** start of INFORMATION GIVEN **

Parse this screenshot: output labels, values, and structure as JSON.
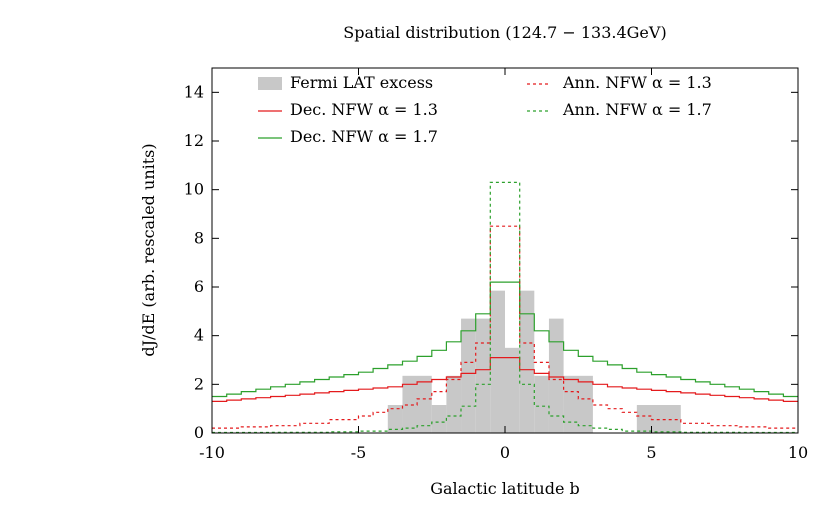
{
  "chart_data": {
    "type": "histogram-step",
    "title": "Spatial distribution (124.7 − 133.4GeV)",
    "xlabel": "Galactic latitude b",
    "ylabel": "dJ/dE (arb. rescaled units)",
    "xlim": [
      -10,
      10
    ],
    "ylim": [
      0,
      15
    ],
    "xticks": [
      -10,
      -5,
      0,
      5,
      10
    ],
    "xtick_labels": [
      "-10",
      "-5",
      "0",
      "5",
      "10"
    ],
    "yticks": [
      0,
      2,
      4,
      6,
      8,
      10,
      12,
      14
    ],
    "ytick_labels": [
      "0",
      "2",
      "4",
      "6",
      "8",
      "10",
      "12",
      "14"
    ],
    "legend": {
      "placement": "top",
      "entries": [
        {
          "label": "Fermi LAT excess",
          "style": "filled-box",
          "color": "#c8c8c8"
        },
        {
          "label": "Dec. NFW α = 1.3",
          "style": "solid",
          "color": "#e41a1c"
        },
        {
          "label": "Dec. NFW α = 1.7",
          "style": "solid",
          "color": "#2ca02c"
        },
        {
          "label": "Ann. NFW α = 1.3",
          "style": "dashed",
          "color": "#e41a1c"
        },
        {
          "label": "Ann. NFW α = 1.7",
          "style": "dashed",
          "color": "#2ca02c"
        }
      ]
    },
    "histogram": {
      "name": "Fermi LAT excess",
      "bins": [
        {
          "x0": -4.0,
          "x1": -3.5,
          "value": 1.15
        },
        {
          "x0": -3.5,
          "x1": -2.5,
          "value": 2.35
        },
        {
          "x0": -2.5,
          "x1": -2.0,
          "value": 1.15
        },
        {
          "x0": -2.0,
          "x1": -1.5,
          "value": 2.35
        },
        {
          "x0": -1.5,
          "x1": -1.0,
          "value": 4.7
        },
        {
          "x0": -1.0,
          "x1": -0.5,
          "value": 4.7
        },
        {
          "x0": -0.5,
          "x1": 0.0,
          "value": 5.85
        },
        {
          "x0": 0.0,
          "x1": 0.5,
          "value": 3.5
        },
        {
          "x0": 0.5,
          "x1": 1.0,
          "value": 5.85
        },
        {
          "x0": 1.0,
          "x1": 1.5,
          "value": 2.35
        },
        {
          "x0": 1.5,
          "x1": 2.0,
          "value": 4.7
        },
        {
          "x0": 2.0,
          "x1": 3.0,
          "value": 2.35
        },
        {
          "x0": 4.5,
          "x1": 6.0,
          "value": 1.15
        }
      ]
    },
    "series": [
      {
        "name": "Dec. NFW α = 1.3",
        "color": "#e41a1c",
        "dash": false,
        "edges": [
          -10,
          -9.5,
          -9,
          -8.5,
          -8,
          -7.5,
          -7,
          -6.5,
          -6,
          -5.5,
          -5,
          -4.5,
          -4,
          -3.5,
          -3,
          -2.5,
          -2,
          -1.5,
          -1,
          -0.5,
          0.5,
          1,
          1.5,
          2,
          2.5,
          3,
          3.5,
          4,
          4.5,
          5,
          5.5,
          6,
          6.5,
          7,
          7.5,
          8,
          8.5,
          9,
          9.5,
          10
        ],
        "values": [
          1.3,
          1.35,
          1.4,
          1.45,
          1.5,
          1.55,
          1.6,
          1.65,
          1.7,
          1.75,
          1.8,
          1.85,
          1.9,
          2.0,
          2.1,
          2.2,
          2.3,
          2.45,
          2.6,
          3.1,
          2.6,
          2.45,
          2.3,
          2.2,
          2.1,
          2.0,
          1.9,
          1.85,
          1.8,
          1.75,
          1.7,
          1.65,
          1.6,
          1.55,
          1.5,
          1.45,
          1.4,
          1.35,
          1.3
        ]
      },
      {
        "name": "Dec. NFW α = 1.7",
        "color": "#2ca02c",
        "dash": false,
        "edges": [
          -10,
          -9.5,
          -9,
          -8.5,
          -8,
          -7.5,
          -7,
          -6.5,
          -6,
          -5.5,
          -5,
          -4.5,
          -4,
          -3.5,
          -3,
          -2.5,
          -2,
          -1.5,
          -1,
          -0.5,
          0.5,
          1,
          1.5,
          2,
          2.5,
          3,
          3.5,
          4,
          4.5,
          5,
          5.5,
          6,
          6.5,
          7,
          7.5,
          8,
          8.5,
          9,
          9.5,
          10
        ],
        "values": [
          1.5,
          1.6,
          1.7,
          1.8,
          1.9,
          2.0,
          2.1,
          2.2,
          2.3,
          2.4,
          2.5,
          2.65,
          2.8,
          2.95,
          3.15,
          3.4,
          3.75,
          4.2,
          4.9,
          6.2,
          4.9,
          4.2,
          3.75,
          3.4,
          3.15,
          2.95,
          2.8,
          2.65,
          2.5,
          2.4,
          2.3,
          2.2,
          2.1,
          2.0,
          1.9,
          1.8,
          1.7,
          1.6,
          1.5
        ]
      },
      {
        "name": "Ann. NFW α = 1.3",
        "color": "#e41a1c",
        "dash": true,
        "edges": [
          -10,
          -9,
          -8,
          -7,
          -6,
          -5,
          -4.5,
          -4,
          -3.5,
          -3,
          -2.5,
          -2,
          -1.5,
          -1,
          -0.5,
          0.5,
          1,
          1.5,
          2,
          2.5,
          3,
          3.5,
          4,
          4.5,
          5,
          6,
          7,
          8,
          9,
          10
        ],
        "values": [
          0.2,
          0.25,
          0.3,
          0.4,
          0.55,
          0.7,
          0.85,
          1.0,
          1.15,
          1.4,
          1.7,
          2.2,
          2.9,
          3.7,
          8.5,
          3.7,
          2.9,
          2.2,
          1.7,
          1.4,
          1.15,
          1.0,
          0.85,
          0.7,
          0.55,
          0.4,
          0.3,
          0.25,
          0.2
        ]
      },
      {
        "name": "Ann. NFW α = 1.7",
        "color": "#2ca02c",
        "dash": true,
        "edges": [
          -10,
          -8,
          -6,
          -5,
          -4,
          -3.5,
          -3,
          -2.5,
          -2,
          -1.5,
          -1,
          -0.5,
          0.5,
          1,
          1.5,
          2,
          2.5,
          3,
          3.5,
          4,
          5,
          6,
          8,
          10
        ],
        "values": [
          0.02,
          0.03,
          0.05,
          0.08,
          0.15,
          0.2,
          0.3,
          0.45,
          0.7,
          1.1,
          2.0,
          10.3,
          2.0,
          1.1,
          0.7,
          0.45,
          0.3,
          0.2,
          0.15,
          0.08,
          0.05,
          0.03,
          0.02
        ]
      }
    ]
  }
}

** end of INFORMATION GIVEN **

PROBLEM DETAILS: Select the lines in this material that hold the word "Fermi", leaving none out.

ANSWER BELOW:
          "label": "Fermi LAT excess",
      "name": "Fermi LAT excess",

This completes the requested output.